'''
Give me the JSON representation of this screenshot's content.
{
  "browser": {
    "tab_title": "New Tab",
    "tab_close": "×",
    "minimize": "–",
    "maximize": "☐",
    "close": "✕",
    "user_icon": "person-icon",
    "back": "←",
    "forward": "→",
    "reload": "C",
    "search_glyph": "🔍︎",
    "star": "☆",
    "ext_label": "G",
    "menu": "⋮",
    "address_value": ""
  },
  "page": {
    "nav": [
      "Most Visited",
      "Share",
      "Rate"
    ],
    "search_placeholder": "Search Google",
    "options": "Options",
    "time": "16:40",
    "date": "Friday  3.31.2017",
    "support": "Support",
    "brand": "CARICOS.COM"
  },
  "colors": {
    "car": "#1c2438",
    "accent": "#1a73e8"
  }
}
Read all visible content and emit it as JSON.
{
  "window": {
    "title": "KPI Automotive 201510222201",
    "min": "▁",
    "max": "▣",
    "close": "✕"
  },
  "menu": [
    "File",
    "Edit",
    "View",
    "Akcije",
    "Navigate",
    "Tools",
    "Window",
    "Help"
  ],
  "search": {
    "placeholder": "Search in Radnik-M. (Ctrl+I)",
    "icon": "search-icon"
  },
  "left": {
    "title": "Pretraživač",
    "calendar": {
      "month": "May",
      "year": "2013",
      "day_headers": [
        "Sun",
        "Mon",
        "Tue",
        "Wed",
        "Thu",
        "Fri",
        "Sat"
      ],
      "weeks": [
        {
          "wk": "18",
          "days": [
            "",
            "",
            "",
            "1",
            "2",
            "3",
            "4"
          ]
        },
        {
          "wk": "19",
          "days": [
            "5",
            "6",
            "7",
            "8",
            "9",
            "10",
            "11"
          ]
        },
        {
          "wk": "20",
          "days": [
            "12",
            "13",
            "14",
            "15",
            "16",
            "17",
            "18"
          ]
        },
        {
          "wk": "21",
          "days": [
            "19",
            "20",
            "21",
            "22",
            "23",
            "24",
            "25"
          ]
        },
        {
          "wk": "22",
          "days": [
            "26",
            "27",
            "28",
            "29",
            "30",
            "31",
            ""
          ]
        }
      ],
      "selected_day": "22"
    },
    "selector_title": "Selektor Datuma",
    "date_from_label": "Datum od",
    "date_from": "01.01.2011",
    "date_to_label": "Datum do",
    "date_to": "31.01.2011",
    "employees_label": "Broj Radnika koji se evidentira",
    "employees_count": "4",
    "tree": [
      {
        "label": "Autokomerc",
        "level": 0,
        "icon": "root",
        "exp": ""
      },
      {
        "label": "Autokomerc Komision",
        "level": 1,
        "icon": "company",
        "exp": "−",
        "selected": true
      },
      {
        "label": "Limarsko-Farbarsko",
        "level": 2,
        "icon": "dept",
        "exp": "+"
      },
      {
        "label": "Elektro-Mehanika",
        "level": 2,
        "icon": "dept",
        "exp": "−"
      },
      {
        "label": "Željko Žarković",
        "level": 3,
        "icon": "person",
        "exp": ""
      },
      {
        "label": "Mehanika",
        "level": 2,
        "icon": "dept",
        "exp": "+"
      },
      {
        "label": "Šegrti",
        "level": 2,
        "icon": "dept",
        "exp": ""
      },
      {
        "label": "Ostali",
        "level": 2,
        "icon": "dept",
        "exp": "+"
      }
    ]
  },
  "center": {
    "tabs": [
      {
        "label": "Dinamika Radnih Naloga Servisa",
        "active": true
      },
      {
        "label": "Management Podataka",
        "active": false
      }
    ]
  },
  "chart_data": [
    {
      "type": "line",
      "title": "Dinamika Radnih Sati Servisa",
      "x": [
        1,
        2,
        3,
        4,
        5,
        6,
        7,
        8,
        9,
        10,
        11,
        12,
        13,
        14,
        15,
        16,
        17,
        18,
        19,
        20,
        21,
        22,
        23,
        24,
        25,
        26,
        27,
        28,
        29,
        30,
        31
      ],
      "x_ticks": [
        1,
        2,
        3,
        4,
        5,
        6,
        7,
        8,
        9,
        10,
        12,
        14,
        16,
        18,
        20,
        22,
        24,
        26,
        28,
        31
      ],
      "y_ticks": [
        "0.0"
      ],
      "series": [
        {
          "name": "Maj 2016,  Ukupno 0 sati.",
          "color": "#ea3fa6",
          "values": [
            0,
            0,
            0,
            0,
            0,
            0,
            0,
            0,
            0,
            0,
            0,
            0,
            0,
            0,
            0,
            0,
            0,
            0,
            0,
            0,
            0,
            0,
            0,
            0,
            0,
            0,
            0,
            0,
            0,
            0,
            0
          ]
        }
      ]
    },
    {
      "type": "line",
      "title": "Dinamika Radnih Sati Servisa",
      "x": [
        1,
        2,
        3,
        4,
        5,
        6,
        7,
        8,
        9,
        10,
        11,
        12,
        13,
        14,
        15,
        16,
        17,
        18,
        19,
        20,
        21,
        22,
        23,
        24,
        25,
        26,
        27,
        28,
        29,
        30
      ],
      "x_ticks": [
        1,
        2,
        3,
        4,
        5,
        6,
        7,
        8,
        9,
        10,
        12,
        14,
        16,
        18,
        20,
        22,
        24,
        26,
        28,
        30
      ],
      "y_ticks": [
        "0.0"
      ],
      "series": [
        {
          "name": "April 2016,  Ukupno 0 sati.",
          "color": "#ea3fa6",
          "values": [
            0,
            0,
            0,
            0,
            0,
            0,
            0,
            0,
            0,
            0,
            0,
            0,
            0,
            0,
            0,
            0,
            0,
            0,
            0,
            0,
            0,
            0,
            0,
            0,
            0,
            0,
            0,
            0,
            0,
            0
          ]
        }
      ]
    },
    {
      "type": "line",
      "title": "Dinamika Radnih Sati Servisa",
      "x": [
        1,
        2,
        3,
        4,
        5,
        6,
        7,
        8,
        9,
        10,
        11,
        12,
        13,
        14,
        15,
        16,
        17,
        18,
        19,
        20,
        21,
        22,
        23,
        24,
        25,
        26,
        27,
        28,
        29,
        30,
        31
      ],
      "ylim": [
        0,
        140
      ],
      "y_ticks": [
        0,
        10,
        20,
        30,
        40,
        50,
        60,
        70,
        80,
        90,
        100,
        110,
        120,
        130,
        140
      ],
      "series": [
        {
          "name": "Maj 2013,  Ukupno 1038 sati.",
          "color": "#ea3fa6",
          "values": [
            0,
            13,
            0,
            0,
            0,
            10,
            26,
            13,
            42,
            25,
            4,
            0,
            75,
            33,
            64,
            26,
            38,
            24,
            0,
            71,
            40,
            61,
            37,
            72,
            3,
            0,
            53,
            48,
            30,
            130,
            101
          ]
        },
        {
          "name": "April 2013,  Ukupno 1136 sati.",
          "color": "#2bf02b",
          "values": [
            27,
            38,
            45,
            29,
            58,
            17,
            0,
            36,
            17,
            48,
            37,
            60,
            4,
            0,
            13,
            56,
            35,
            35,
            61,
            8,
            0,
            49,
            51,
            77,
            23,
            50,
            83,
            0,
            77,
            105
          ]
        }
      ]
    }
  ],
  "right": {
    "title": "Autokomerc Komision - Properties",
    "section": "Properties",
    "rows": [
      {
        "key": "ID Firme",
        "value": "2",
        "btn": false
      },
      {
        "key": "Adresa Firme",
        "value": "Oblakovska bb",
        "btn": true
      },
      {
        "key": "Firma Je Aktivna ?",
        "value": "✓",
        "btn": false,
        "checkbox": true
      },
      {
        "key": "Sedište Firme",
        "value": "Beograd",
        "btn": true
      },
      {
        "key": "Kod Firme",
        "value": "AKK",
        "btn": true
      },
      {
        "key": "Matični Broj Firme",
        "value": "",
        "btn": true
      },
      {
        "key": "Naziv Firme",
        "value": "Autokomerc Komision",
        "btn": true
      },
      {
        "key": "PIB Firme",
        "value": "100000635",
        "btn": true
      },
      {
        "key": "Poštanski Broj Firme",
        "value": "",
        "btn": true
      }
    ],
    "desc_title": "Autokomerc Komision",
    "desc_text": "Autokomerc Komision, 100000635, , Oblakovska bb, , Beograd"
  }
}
'''
• WHAT IS NEEDED
Count the lines of these entries that hold the string "Broj", and give only that number.

• WRITTEN ANSWER
3